WHAT YOU HAVE TO DO →
List the lines of this listing that hold the word "politicos".

━━━ TASK INPUTS ━━━

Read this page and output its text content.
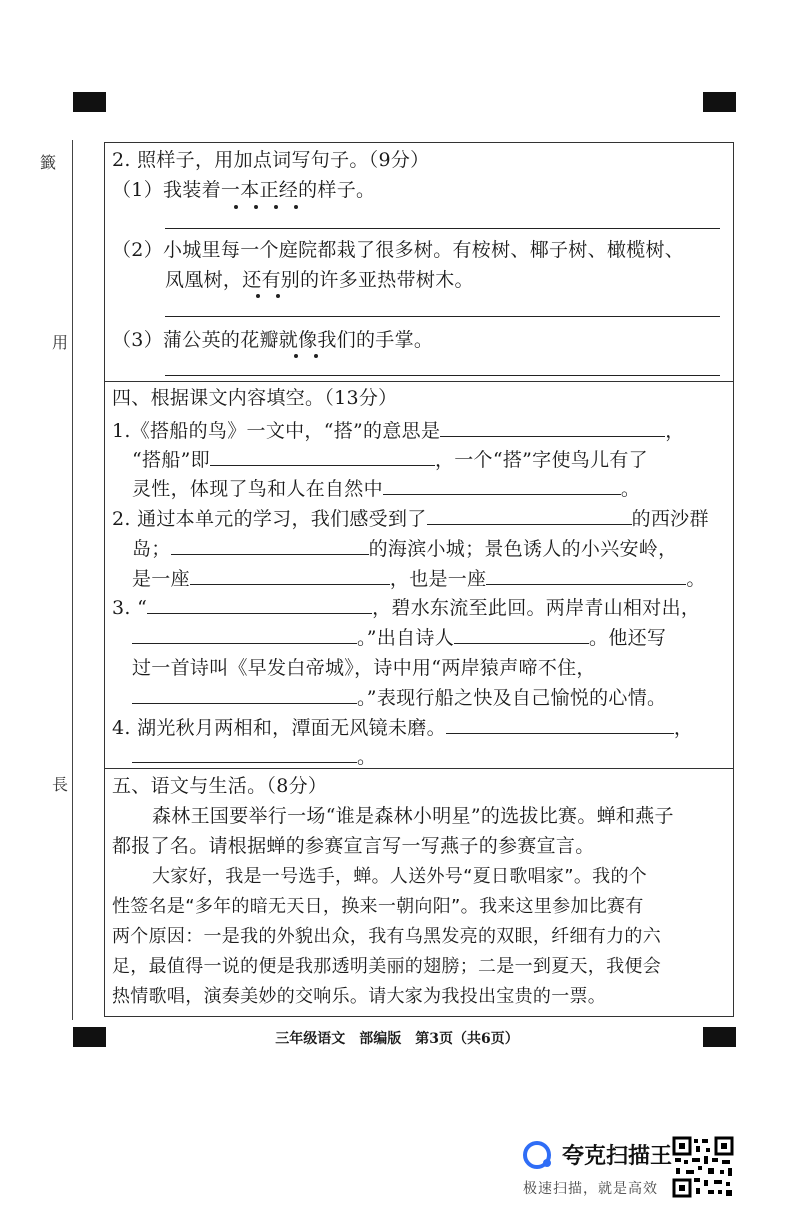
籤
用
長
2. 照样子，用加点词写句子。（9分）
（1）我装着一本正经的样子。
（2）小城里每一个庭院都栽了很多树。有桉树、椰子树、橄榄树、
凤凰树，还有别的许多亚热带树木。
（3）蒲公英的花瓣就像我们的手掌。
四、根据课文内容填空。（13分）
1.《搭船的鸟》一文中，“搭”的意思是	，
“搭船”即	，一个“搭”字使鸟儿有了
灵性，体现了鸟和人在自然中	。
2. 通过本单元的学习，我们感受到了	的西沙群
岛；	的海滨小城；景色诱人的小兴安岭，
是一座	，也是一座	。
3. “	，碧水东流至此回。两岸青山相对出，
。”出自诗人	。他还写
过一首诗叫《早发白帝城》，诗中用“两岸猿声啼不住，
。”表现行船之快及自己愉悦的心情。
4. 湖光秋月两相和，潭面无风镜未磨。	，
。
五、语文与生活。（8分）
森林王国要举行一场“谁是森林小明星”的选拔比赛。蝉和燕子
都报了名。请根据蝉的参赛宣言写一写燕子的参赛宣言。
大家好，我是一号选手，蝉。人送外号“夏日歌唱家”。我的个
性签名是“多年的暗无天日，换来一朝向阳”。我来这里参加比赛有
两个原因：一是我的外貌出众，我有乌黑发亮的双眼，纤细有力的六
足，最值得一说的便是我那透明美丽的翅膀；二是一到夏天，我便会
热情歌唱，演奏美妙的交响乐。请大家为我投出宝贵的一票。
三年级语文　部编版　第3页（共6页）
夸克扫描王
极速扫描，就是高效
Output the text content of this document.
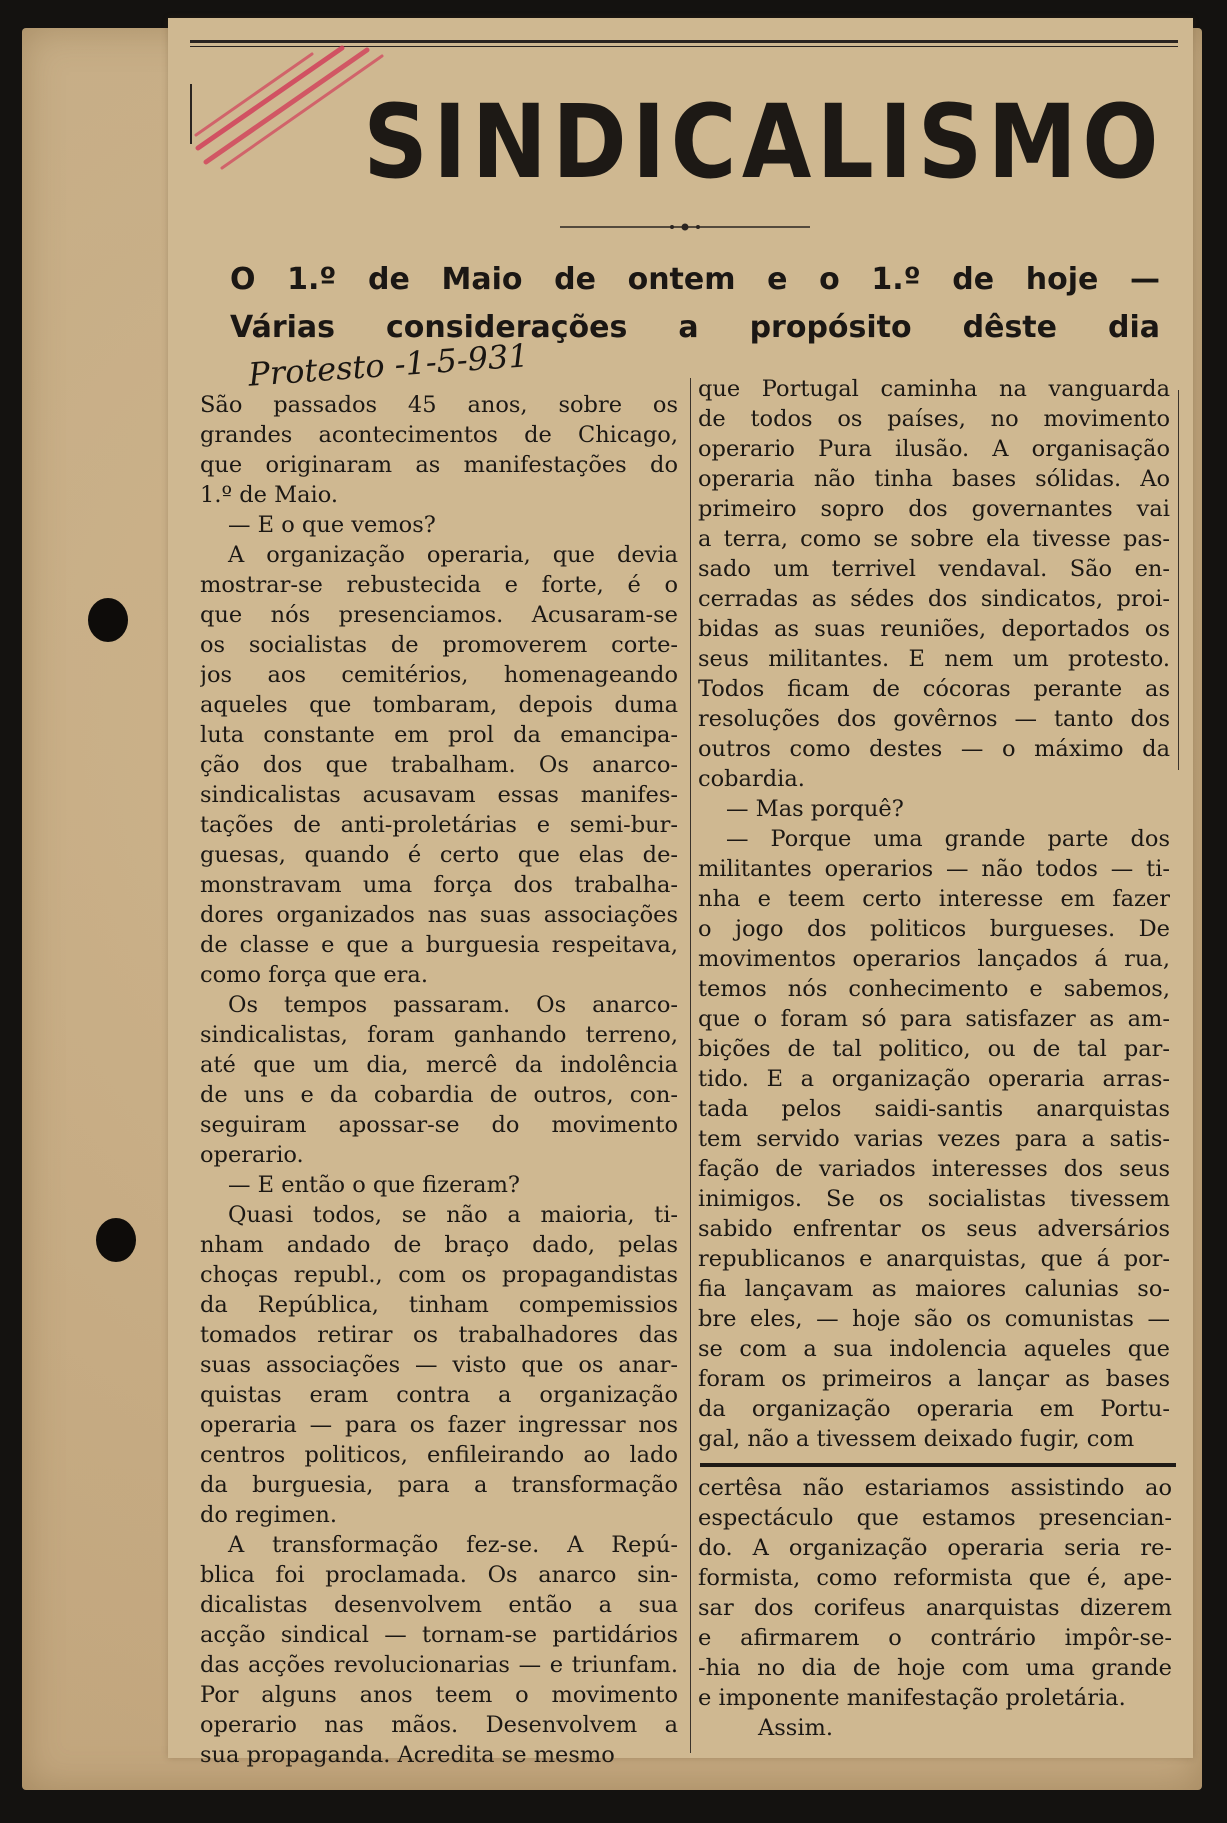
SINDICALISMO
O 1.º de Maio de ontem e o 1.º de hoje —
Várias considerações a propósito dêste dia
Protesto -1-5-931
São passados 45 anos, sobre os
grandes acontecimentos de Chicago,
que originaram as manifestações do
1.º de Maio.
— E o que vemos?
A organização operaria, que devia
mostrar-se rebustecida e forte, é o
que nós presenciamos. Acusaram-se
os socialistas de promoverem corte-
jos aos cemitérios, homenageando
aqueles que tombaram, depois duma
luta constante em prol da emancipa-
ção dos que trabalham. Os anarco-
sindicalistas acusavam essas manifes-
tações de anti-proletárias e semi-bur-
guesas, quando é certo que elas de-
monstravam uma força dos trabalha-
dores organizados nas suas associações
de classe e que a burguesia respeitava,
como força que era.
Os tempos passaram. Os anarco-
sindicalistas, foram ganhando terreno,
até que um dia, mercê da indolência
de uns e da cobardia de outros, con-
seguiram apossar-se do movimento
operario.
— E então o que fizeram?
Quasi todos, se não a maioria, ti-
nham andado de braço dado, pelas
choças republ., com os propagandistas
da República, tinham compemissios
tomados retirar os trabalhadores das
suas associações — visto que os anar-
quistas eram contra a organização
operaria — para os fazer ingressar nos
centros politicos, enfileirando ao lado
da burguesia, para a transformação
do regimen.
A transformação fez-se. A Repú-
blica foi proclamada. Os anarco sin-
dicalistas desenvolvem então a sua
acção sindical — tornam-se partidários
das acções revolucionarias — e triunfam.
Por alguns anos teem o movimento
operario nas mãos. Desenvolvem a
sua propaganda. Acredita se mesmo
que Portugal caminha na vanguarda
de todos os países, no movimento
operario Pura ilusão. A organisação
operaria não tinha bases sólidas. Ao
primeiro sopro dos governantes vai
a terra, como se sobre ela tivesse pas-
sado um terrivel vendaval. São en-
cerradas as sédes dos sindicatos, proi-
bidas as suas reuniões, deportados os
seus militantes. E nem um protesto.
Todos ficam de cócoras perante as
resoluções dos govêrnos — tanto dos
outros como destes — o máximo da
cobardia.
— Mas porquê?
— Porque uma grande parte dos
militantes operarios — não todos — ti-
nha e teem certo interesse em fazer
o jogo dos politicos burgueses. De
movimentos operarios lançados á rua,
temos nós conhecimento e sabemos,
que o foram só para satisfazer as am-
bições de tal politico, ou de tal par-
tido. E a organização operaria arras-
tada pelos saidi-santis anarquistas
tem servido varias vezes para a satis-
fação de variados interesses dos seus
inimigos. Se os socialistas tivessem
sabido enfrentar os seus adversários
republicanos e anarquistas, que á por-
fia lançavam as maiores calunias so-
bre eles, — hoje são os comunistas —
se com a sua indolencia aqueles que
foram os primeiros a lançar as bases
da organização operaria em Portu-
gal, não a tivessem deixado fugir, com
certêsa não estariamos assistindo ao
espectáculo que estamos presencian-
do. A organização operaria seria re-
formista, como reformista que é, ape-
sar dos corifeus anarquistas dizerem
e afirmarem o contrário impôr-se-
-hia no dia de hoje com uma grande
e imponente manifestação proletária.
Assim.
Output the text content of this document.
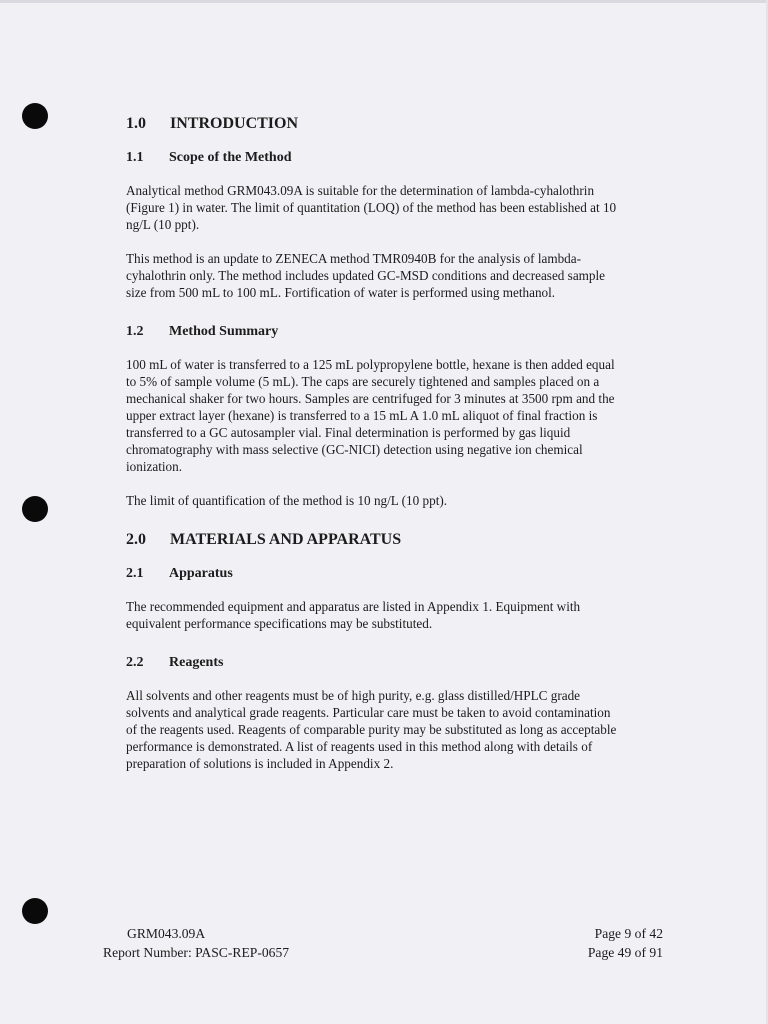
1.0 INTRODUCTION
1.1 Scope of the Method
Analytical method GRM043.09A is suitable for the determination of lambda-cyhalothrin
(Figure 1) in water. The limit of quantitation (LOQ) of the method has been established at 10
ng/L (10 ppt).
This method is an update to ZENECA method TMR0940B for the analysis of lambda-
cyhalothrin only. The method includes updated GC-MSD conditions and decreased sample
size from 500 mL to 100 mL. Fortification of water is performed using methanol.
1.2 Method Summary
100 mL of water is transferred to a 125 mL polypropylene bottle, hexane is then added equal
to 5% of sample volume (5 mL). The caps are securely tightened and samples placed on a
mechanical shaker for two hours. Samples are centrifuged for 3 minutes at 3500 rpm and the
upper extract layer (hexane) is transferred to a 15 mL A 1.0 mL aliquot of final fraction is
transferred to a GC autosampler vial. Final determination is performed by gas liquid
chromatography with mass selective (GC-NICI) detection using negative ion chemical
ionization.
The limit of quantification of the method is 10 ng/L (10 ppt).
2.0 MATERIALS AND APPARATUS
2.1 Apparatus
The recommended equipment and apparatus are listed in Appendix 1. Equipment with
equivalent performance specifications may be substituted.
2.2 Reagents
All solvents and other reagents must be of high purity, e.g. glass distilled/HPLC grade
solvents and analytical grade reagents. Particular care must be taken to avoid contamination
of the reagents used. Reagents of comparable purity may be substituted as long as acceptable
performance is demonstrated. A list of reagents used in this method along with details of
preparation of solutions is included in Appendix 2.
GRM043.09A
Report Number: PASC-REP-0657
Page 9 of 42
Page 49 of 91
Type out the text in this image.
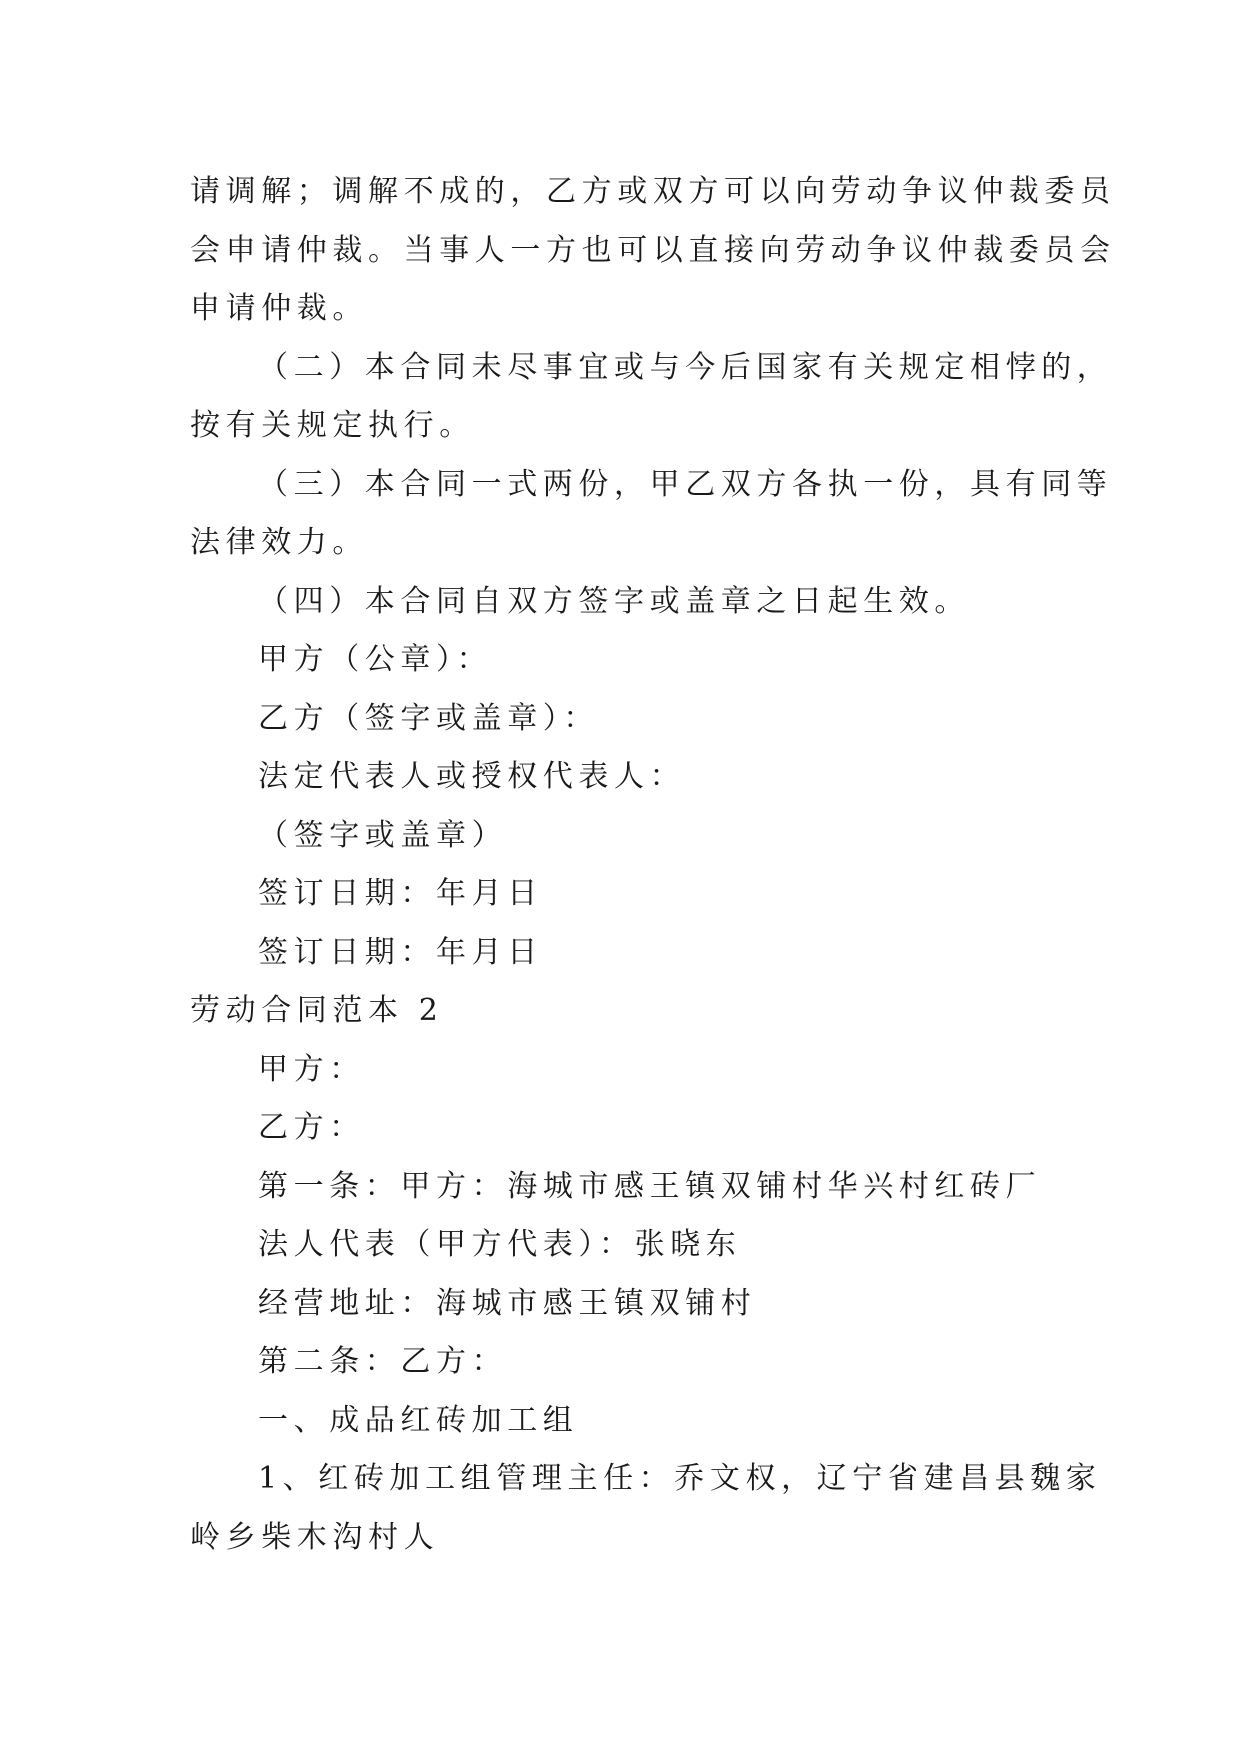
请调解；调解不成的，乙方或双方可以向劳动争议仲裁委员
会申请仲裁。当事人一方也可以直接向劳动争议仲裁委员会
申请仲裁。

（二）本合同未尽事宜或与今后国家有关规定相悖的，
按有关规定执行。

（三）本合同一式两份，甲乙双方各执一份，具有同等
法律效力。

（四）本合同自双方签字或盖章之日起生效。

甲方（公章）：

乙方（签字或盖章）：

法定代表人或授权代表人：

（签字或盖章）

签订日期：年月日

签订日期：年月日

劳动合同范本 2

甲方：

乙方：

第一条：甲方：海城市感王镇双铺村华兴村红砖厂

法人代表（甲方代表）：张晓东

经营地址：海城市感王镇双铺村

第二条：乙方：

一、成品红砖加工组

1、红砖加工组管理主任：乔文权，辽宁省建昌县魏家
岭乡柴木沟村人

━━━

COMPLETED TASK →
centros politicos, enfileirando ao lado
o jogo dos politicos burgueses. De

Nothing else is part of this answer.